Exercise requirements: Can you transcribe every line exactly and leave the pictures behind?

Stored entries
━━━━━━━━━━━━━━━━━━━━

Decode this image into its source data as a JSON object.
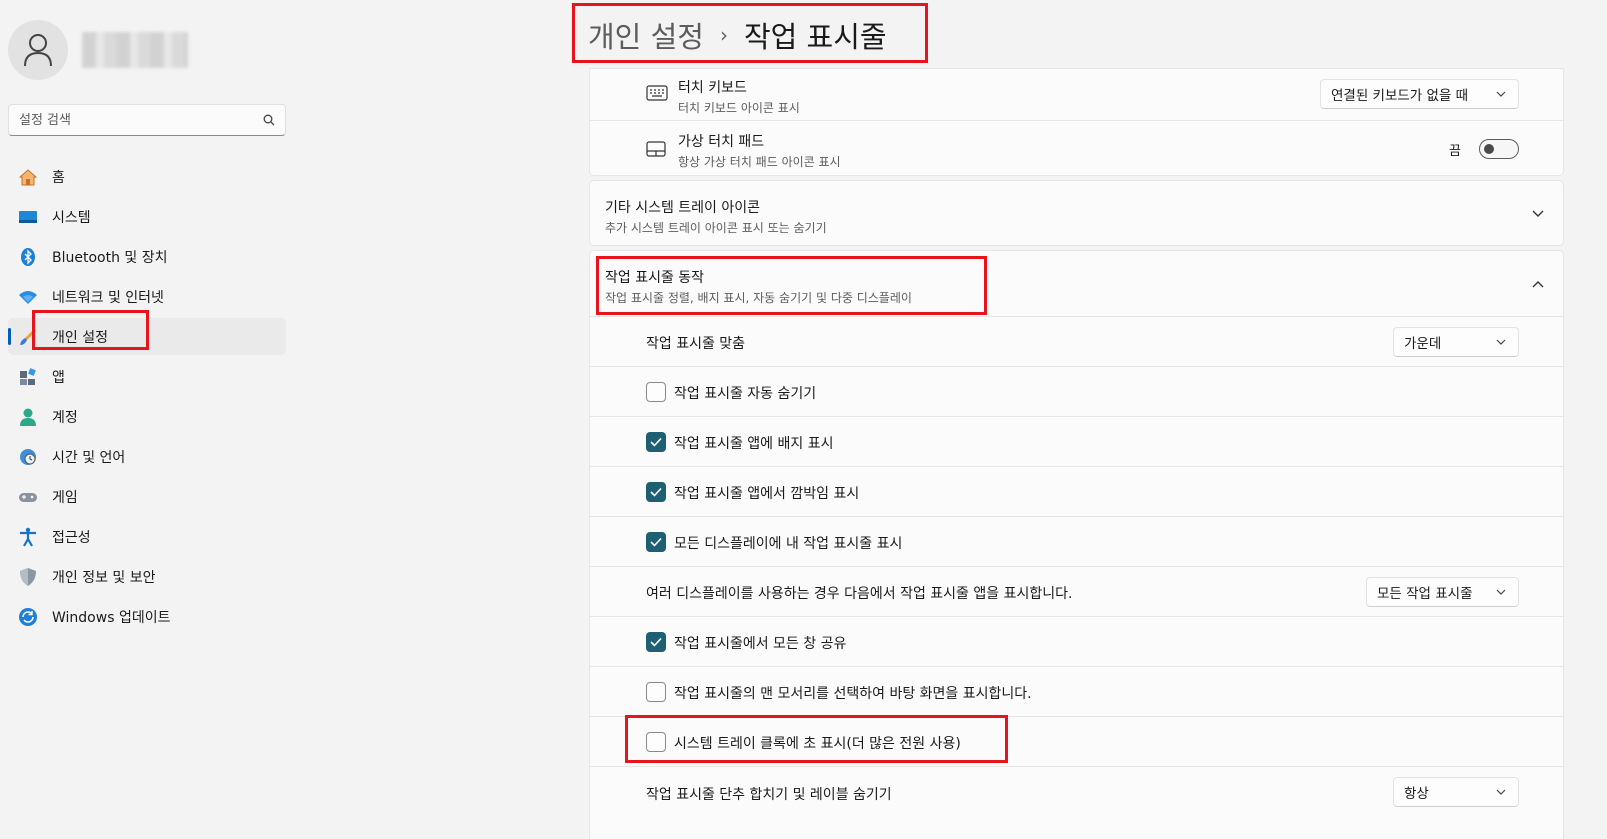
{
  "sidebar": {
    "search_placeholder": "설정 검색",
    "items": [
      {
        "label": "홈",
        "icon": "home-icon"
      },
      {
        "label": "시스템",
        "icon": "system-icon"
      },
      {
        "label": "Bluetooth 및 장치",
        "icon": "bluetooth-icon"
      },
      {
        "label": "네트워크 및 인터넷",
        "icon": "wifi-icon"
      },
      {
        "label": "개인 설정",
        "icon": "brush-icon",
        "active": true
      },
      {
        "label": "앱",
        "icon": "apps-icon"
      },
      {
        "label": "계정",
        "icon": "account-icon"
      },
      {
        "label": "시간 및 언어",
        "icon": "globe-clock-icon"
      },
      {
        "label": "게임",
        "icon": "gamepad-icon"
      },
      {
        "label": "접근성",
        "icon": "accessibility-icon"
      },
      {
        "label": "개인 정보 및 보안",
        "icon": "shield-icon"
      },
      {
        "label": "Windows 업데이트",
        "icon": "update-icon"
      }
    ]
  },
  "header": {
    "parent": "개인 설정",
    "separator": "›",
    "current": "작업 표시줄"
  },
  "pen_section": {
    "touch_keyboard": {
      "title": "터치 키보드",
      "subtitle": "터치 키보드 아이콘 표시",
      "dropdown_value": "연결된 키보드가 없을 때"
    },
    "virtual_touchpad": {
      "title": "가상 터치 패드",
      "subtitle": "항상 가상 터치 패드 아이콘 표시",
      "toggle_label": "끔",
      "toggle_on": false
    }
  },
  "other_tray": {
    "title": "기타 시스템 트레이 아이콘",
    "subtitle": "추가 시스템 트레이 아이콘 표시 또는 숨기기"
  },
  "behaviors": {
    "title": "작업 표시줄 동작",
    "subtitle": "작업 표시줄 정렬, 배지 표시, 자동 숨기기 및 다중 디스플레이",
    "alignment_label": "작업 표시줄 맞춤",
    "alignment_value": "가운데",
    "auto_hide": {
      "label": "작업 표시줄 자동 숨기기",
      "checked": false
    },
    "badges": {
      "label": "작업 표시줄 앱에 배지 표시",
      "checked": true
    },
    "flashing": {
      "label": "작업 표시줄 앱에서 깜박임 표시",
      "checked": true
    },
    "all_displays": {
      "label": "모든 디스플레이에 내 작업 표시줄 표시",
      "checked": true
    },
    "multi_display_label": "여러 디스플레이를 사용하는 경우 다음에서 작업 표시줄 앱을 표시합니다.",
    "multi_display_value": "모든 작업 표시줄",
    "share_windows": {
      "label": "작업 표시줄에서 모든 창 공유",
      "checked": true
    },
    "show_desktop": {
      "label": "작업 표시줄의 맨 모서리를 선택하여 바탕 화면을 표시합니다.",
      "checked": false
    },
    "seconds_clock": {
      "label": "시스템 트레이 클록에 초 표시(더 많은 전원 사용)",
      "checked": false
    },
    "combine_label": "작업 표시줄 단추 합치기 및 레이블 숨기기",
    "combine_value": "항상"
  },
  "colors": {
    "accent": "#005fb8",
    "checkbox_checked": "#1f5f74",
    "annotation": "#e8141b"
  }
}
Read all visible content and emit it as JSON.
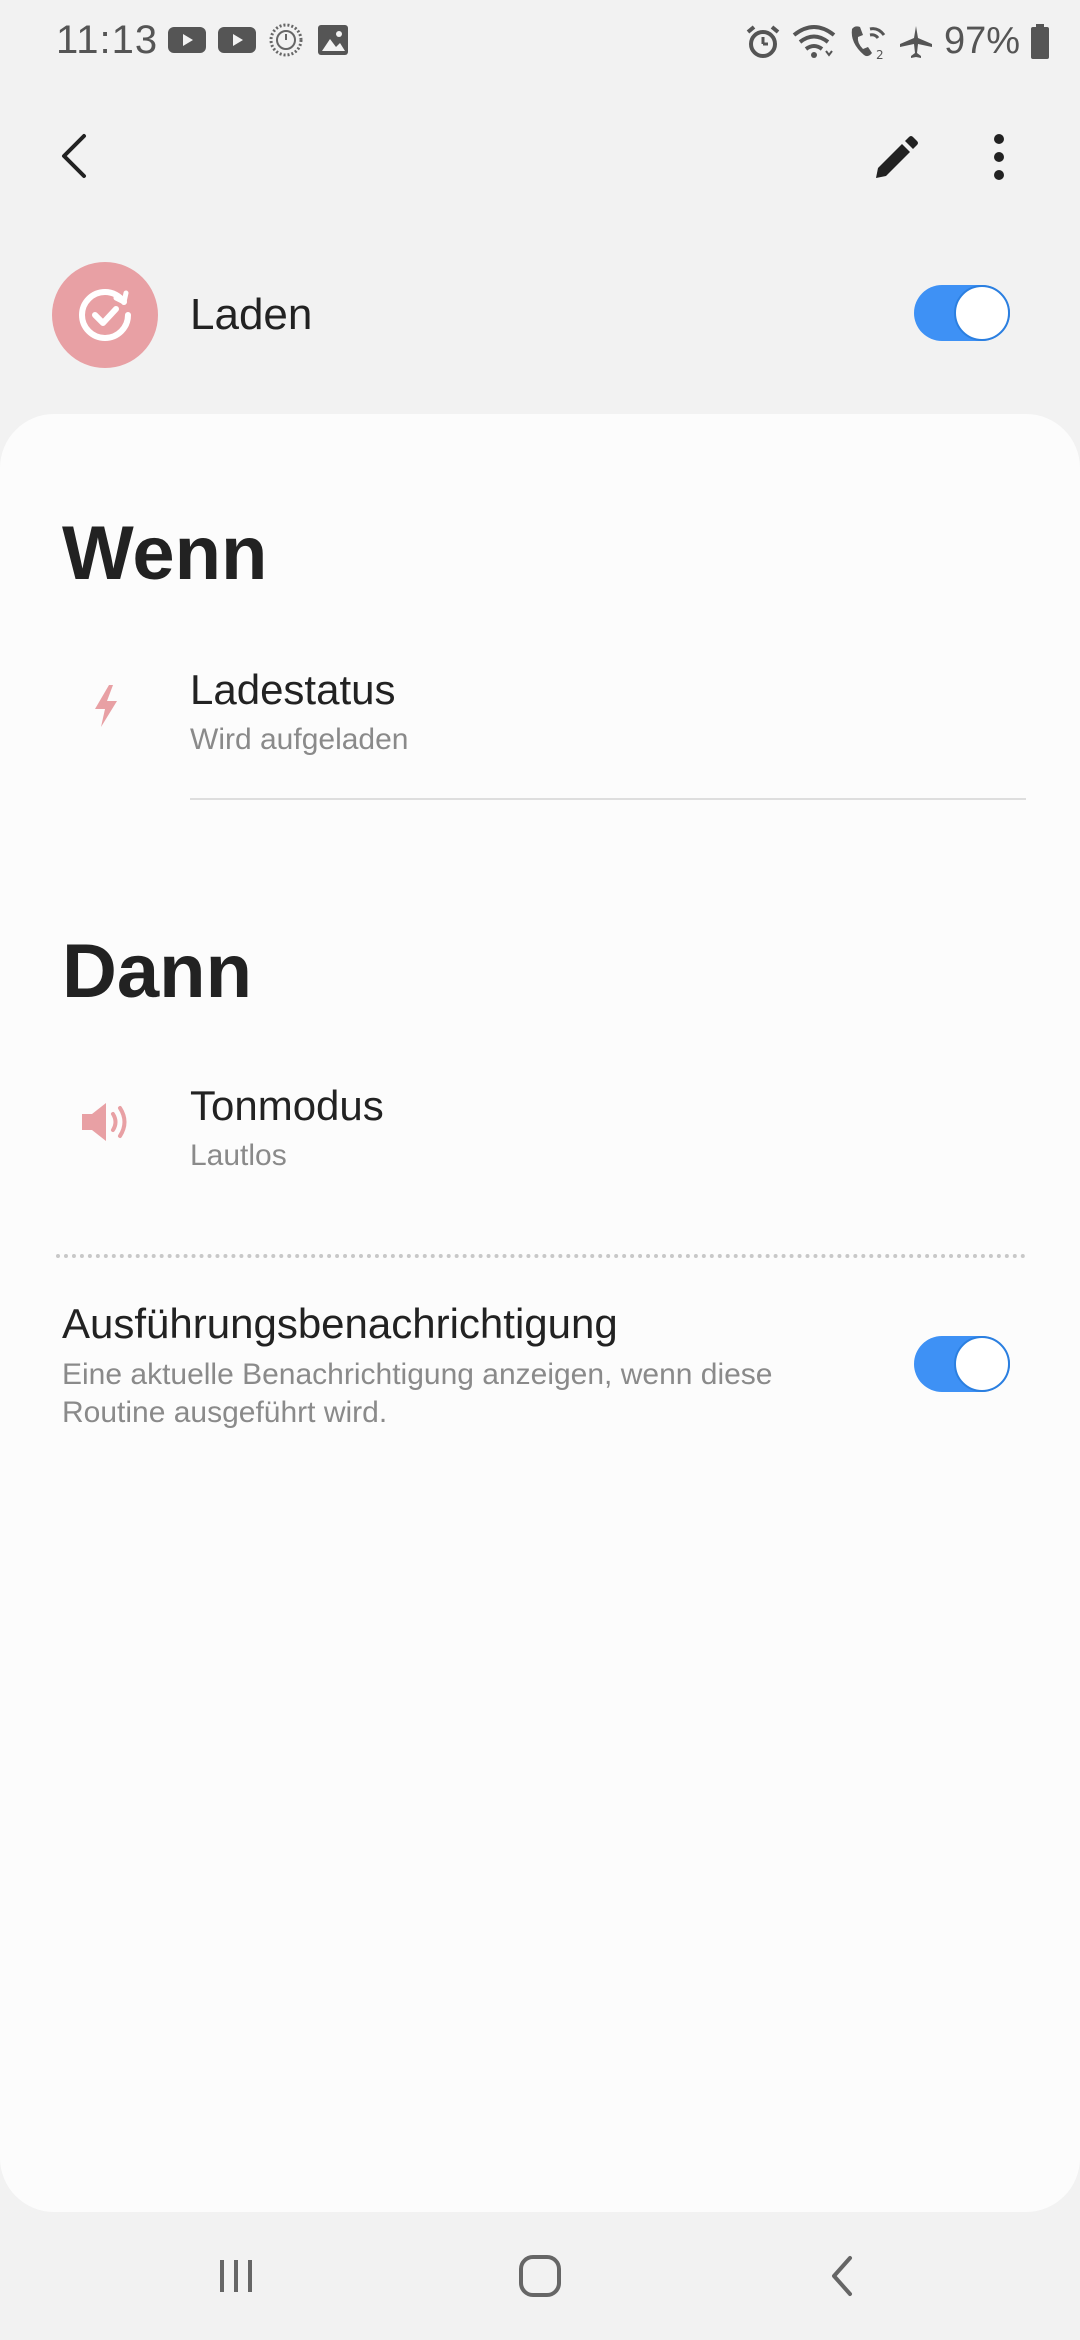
{
  "status_bar": {
    "time": "11:13",
    "battery": "97%",
    "left_icons": [
      "youtube-icon",
      "youtube-icon",
      "clock-app-icon",
      "gallery-icon"
    ],
    "right_icons": [
      "alarm-icon",
      "wifi-icon",
      "wifi-call-icon",
      "airplane-icon",
      "battery-icon"
    ]
  },
  "app_bar": {
    "back_icon": "back-arrow-icon",
    "edit_icon": "pencil-icon",
    "more_icon": "more-vert-icon"
  },
  "routine": {
    "name": "Laden",
    "icon": "routine-check-icon",
    "icon_color": "#e8a0a4",
    "enabled": true
  },
  "conditions": {
    "title": "Wenn",
    "items": [
      {
        "title": "Ladestatus",
        "subtitle": "Wird aufgeladen",
        "icon": "charging-bolt-icon"
      }
    ]
  },
  "actions": {
    "title": "Dann",
    "items": [
      {
        "title": "Tonmodus",
        "subtitle": "Lautlos",
        "icon": "speaker-icon"
      }
    ]
  },
  "notification": {
    "title": "Ausführungsbenachrichtigung",
    "description": "Eine aktuelle Benachrichtigung anzeigen, wenn diese Routine ausgeführt wird.",
    "enabled": true
  },
  "nav_bar": {
    "recents_icon": "recents-icon",
    "home_icon": "home-icon",
    "back_icon": "nav-back-icon"
  },
  "colors": {
    "accent": "#3e91f5",
    "icon_pink": "#e8a0a4",
    "background": "#f2f2f2",
    "card": "#fcfcfc"
  }
}
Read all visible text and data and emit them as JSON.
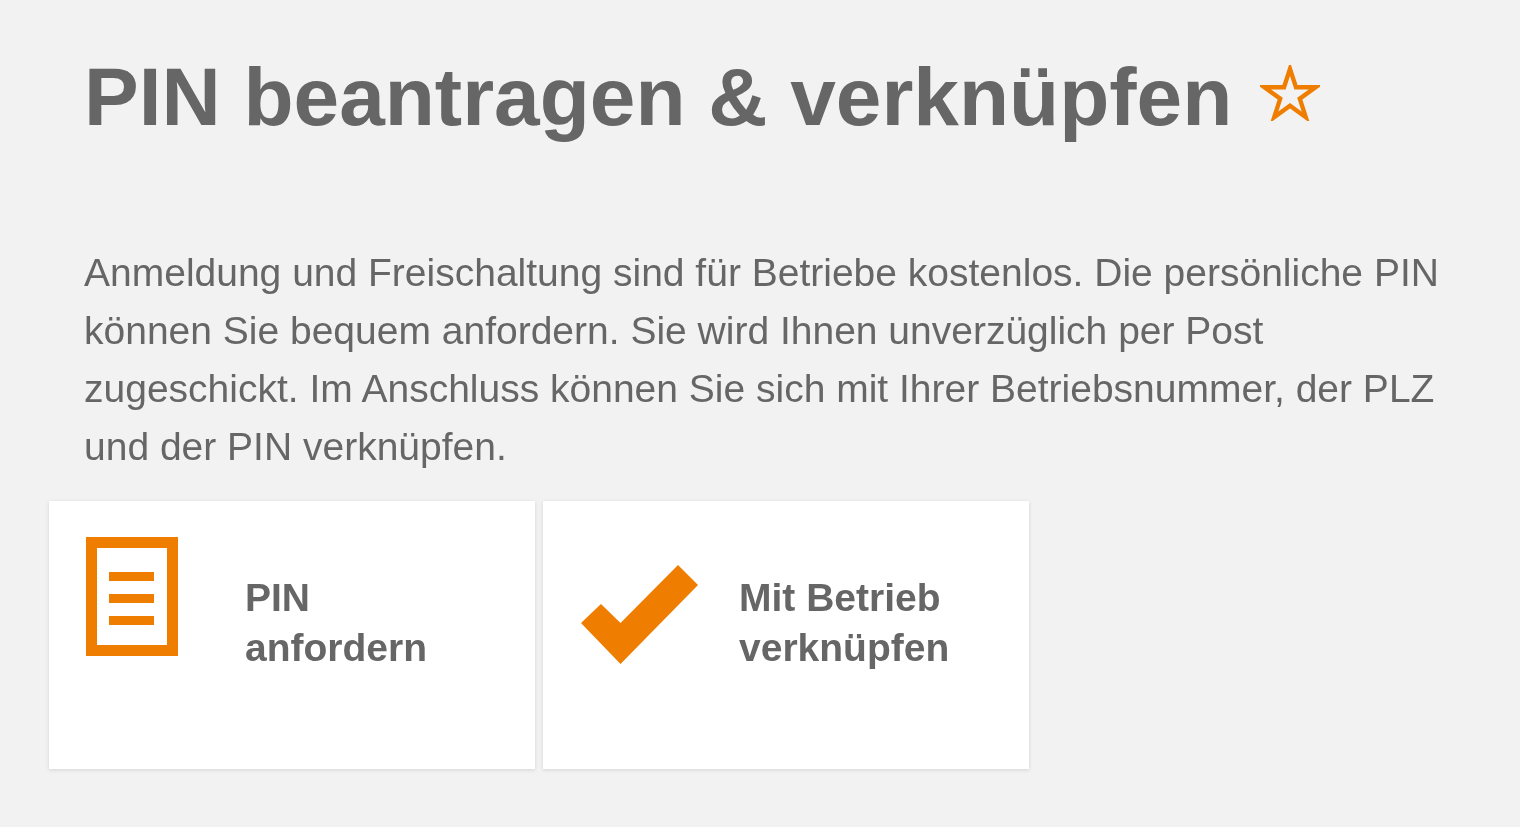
{
  "page": {
    "title": "PIN beantragen & verknüpfen",
    "favorite": false,
    "intro": "Anmeldung und Freischaltung sind für Betriebe kostenlos. Die persönliche PIN können Sie bequem anfordern. Sie wird Ihnen unverzüglich per Post zugeschickt. Im Anschluss können Sie sich mit Ihrer Betriebsnummer, der PLZ und der PIN verknüpfen.",
    "actions": [
      {
        "kind": "document",
        "label": "PIN anfordern"
      },
      {
        "kind": "check",
        "label": "Mit Betrieb verknüpfen"
      }
    ]
  }
}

━━━━━━━━━━━━━━━━━━━━

Result:
Decode this image into its source data as a JSON object.
{
  "sidebar": {
    "search_placeholder": "설정 검색",
    "items": [
      {
        "label": "홈",
        "icon": "home-icon"
      },
      {
        "label": "시스템",
        "icon": "system-icon"
      },
      {
        "label": "Bluetooth 및 장치",
        "icon": "bluetooth-icon"
      },
      {
        "label": "네트워크 및 인터넷",
        "icon": "wifi-icon"
      },
      {
        "label": "개인 설정",
        "icon": "brush-icon",
        "active": true
      },
      {
        "label": "앱",
        "icon": "apps-icon"
      },
      {
        "label": "계정",
        "icon": "account-icon"
      },
      {
        "label": "시간 및 언어",
        "icon": "globe-clock-icon"
      },
      {
        "label": "게임",
        "icon": "gamepad-icon"
      },
      {
        "label": "접근성",
        "icon": "accessibility-icon"
      },
      {
        "label": "개인 정보 및 보안",
        "icon": "shield-icon"
      },
      {
        "label": "Windows 업데이트",
        "icon": "update-icon"
      }
    ]
  },
  "header": {
    "parent": "개인 설정",
    "separator": "›",
    "current": "작업 표시줄"
  },
  "pen_section": {
    "touch_keyboard": {
      "title": "터치 키보드",
      "subtitle": "터치 키보드 아이콘 표시",
      "dropdown_value": "연결된 키보드가 없을 때"
    },
    "virtual_touchpad": {
      "title": "가상 터치 패드",
      "subtitle": "항상 가상 터치 패드 아이콘 표시",
      "toggle_label": "끔",
      "toggle_on": false
    }
  },
  "other_tray": {
    "title": "기타 시스템 트레이 아이콘",
    "subtitle": "추가 시스템 트레이 아이콘 표시 또는 숨기기"
  },
  "behaviors": {
    "title": "작업 표시줄 동작",
    "subtitle": "작업 표시줄 정렬, 배지 표시, 자동 숨기기 및 다중 디스플레이",
    "alignment_label": "작업 표시줄 맞춤",
    "alignment_value": "가운데",
    "auto_hide": {
      "label": "작업 표시줄 자동 숨기기",
      "checked": false
    },
    "badges": {
      "label": "작업 표시줄 앱에 배지 표시",
      "checked": true
    },
    "flashing": {
      "label": "작업 표시줄 앱에서 깜박임 표시",
      "checked": true
    },
    "all_displays": {
      "label": "모든 디스플레이에 내 작업 표시줄 표시",
      "checked": true
    },
    "multi_display_label": "여러 디스플레이를 사용하는 경우 다음에서 작업 표시줄 앱을 표시합니다.",
    "multi_display_value": "모든 작업 표시줄",
    "share_windows": {
      "label": "작업 표시줄에서 모든 창 공유",
      "checked": true
    },
    "show_desktop": {
      "label": "작업 표시줄의 맨 모서리를 선택하여 바탕 화면을 표시합니다.",
      "checked": false
    },
    "seconds_clock": {
      "label": "시스템 트레이 클록에 초 표시(더 많은 전원 사용)",
      "checked": false
    },
    "combine_label": "작업 표시줄 단추 합치기 및 레이블 숨기기",
    "combine_value": "항상"
  },
  "colors": {
    "accent": "#005fb8",
    "checkbox_checked": "#1f5f74",
    "annotation": "#e8141b"
  }
}
Read all visible content and emit it as JSON.
{
  "status_bar": {
    "time": "11:13",
    "battery": "97%",
    "left_icons": [
      "youtube-icon",
      "youtube-icon",
      "clock-app-icon",
      "gallery-icon"
    ],
    "right_icons": [
      "alarm-icon",
      "wifi-icon",
      "wifi-call-icon",
      "airplane-icon",
      "battery-icon"
    ]
  },
  "app_bar": {
    "back_icon": "back-arrow-icon",
    "edit_icon": "pencil-icon",
    "more_icon": "more-vert-icon"
  },
  "routine": {
    "name": "Laden",
    "icon": "routine-check-icon",
    "icon_color": "#e8a0a4",
    "enabled": true
  },
  "conditions": {
    "title": "Wenn",
    "items": [
      {
        "title": "Ladestatus",
        "subtitle": "Wird aufgeladen",
        "icon": "charging-bolt-icon"
      }
    ]
  },
  "actions": {
    "title": "Dann",
    "items": [
      {
        "title": "Tonmodus",
        "subtitle": "Lautlos",
        "icon": "speaker-icon"
      }
    ]
  },
  "notification": {
    "title": "Ausführungsbenachrichtigung",
    "description": "Eine aktuelle Benachrichtigung anzeigen, wenn diese Routine ausgeführt wird.",
    "enabled": true
  },
  "nav_bar": {
    "recents_icon": "recents-icon",
    "home_icon": "home-icon",
    "back_icon": "nav-back-icon"
  },
  "colors": {
    "accent": "#3e91f5",
    "icon_pink": "#e8a0a4",
    "background": "#f2f2f2",
    "card": "#fcfcfc"
  }
}
Read all visible text and data and emit them as JSON.
{
  "page": {
    "title": "PIN beantragen & verknüpfen",
    "favorite": false,
    "intro": "Anmeldung und Freischaltung sind für Betriebe kostenlos. Die persönliche PIN können Sie bequem anfordern. Sie wird Ihnen unverzüglich per Post zugeschickt. Im Anschluss können Sie sich mit Ihrer Betriebsnummer, der PLZ und der PIN verknüpfen.",
    "actions": [
      {
        "kind": "document",
        "label": "PIN anfordern"
      },
      {
        "kind": "check",
        "label": "Mit Betrieb verknüpfen"
      }
    ]
  }
}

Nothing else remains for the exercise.